◆ 本文抜粋:
——

ラジオ村・村長の旅歴史日記(126)

  昭和52年から53年にかけての富山の生活
では、なんと言っても食べ物の話題が一番だ。
高岡の港からテレビの中継をした時の事だが、
仕事が終わって(朝の番組なので8時過ぎには
終わっていたのだが)魚市場の中にある食堂で
朝ご飯を食べて帰ろうという事になった。
  いざ何を注文しようかと考えている時に
私たちの目の前に先程中継した時に陸揚げ
された”甘エビ”が箱に詰められて届けられて
きたのだ。漁師さんたちがおごってくれると
言うのだ。お金にしたら何万円もする量だ。
こんなにもらって良いものかと悩んだが
折角の好意なので受ける事にした。

——

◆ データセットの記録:
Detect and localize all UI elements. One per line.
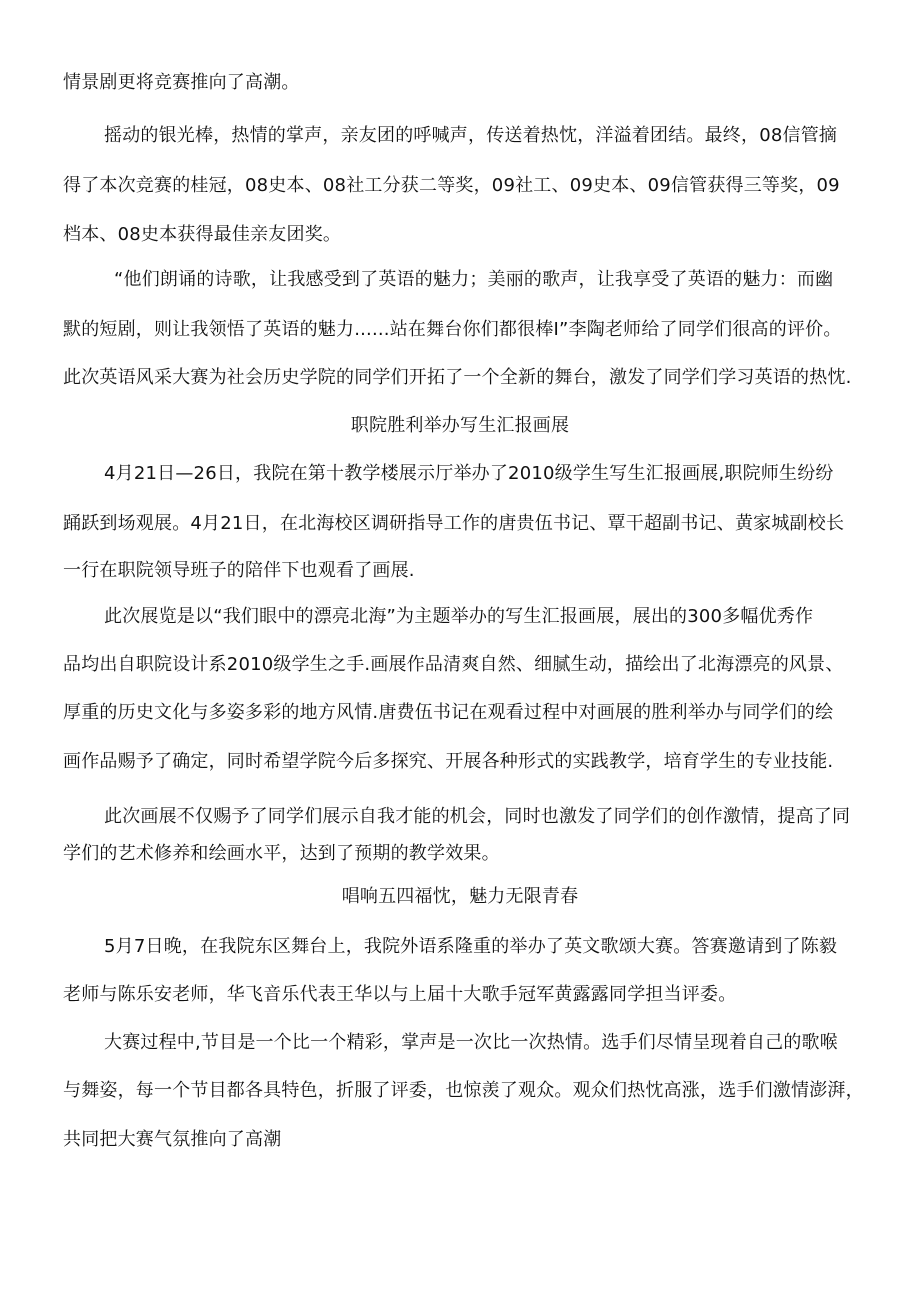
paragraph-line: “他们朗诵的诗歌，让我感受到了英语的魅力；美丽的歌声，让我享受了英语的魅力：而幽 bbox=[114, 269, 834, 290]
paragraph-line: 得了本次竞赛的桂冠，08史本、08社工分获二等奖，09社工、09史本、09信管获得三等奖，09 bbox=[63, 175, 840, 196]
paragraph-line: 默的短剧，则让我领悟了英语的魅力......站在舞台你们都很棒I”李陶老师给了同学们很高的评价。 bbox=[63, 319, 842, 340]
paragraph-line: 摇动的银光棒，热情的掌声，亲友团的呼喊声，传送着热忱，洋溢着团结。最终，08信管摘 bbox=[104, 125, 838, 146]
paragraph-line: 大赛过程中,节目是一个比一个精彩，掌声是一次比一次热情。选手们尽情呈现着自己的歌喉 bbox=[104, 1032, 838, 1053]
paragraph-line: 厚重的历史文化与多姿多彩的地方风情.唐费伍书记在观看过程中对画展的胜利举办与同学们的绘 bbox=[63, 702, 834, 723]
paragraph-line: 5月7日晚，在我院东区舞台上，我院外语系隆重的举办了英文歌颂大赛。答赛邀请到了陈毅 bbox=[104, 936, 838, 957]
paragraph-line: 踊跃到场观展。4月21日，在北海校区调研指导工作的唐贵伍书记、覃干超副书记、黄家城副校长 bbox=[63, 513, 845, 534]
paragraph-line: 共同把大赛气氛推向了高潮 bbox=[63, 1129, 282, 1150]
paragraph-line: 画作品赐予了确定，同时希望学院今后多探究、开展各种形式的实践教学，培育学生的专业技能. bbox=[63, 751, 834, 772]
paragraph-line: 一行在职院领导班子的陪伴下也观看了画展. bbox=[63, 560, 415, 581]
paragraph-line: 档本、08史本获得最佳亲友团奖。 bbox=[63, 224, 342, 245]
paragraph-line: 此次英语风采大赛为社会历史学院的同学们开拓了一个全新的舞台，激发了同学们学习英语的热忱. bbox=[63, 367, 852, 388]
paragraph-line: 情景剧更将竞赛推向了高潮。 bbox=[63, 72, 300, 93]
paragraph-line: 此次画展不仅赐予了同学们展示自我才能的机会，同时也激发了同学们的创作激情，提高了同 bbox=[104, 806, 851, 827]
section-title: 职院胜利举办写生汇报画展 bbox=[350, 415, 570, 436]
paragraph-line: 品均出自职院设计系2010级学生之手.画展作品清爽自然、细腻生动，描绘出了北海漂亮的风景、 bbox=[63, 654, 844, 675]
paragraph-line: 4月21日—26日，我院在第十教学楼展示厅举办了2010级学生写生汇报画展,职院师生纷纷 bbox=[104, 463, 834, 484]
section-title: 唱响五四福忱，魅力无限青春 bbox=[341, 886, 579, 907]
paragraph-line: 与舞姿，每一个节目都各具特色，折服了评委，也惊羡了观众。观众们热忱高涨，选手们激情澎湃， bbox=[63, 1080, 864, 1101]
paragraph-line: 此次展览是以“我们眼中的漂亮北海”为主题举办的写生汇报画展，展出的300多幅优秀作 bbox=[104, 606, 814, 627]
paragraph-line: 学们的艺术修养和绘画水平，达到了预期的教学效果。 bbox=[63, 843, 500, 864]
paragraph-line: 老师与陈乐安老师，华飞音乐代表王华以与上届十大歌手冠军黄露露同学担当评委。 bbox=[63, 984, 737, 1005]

——

◆ 課題 A: 本文抜粋の「いざ何を注文しようか」で始まる段落を、主な事実を残して短い箇条書きにしてください。
◆ 課題 B: 本文抜粋によると、中継の仕事を終えた後、朝ご飯を食べようとした食堂はどこにありましたか？
これらの資料は本文抜粋とは別個のものです。

◆ 解答 A:
- 注文を考えていると、中継の際に陸揚げされた甘エビが箱詰めで届いた。
- 漁師さんたちがおごってくれるという。
- 金額にすれば何万円もする量だった。
- 迷ったが、好意を受けることにした。

◆ 解答 B: 魚市場の中です。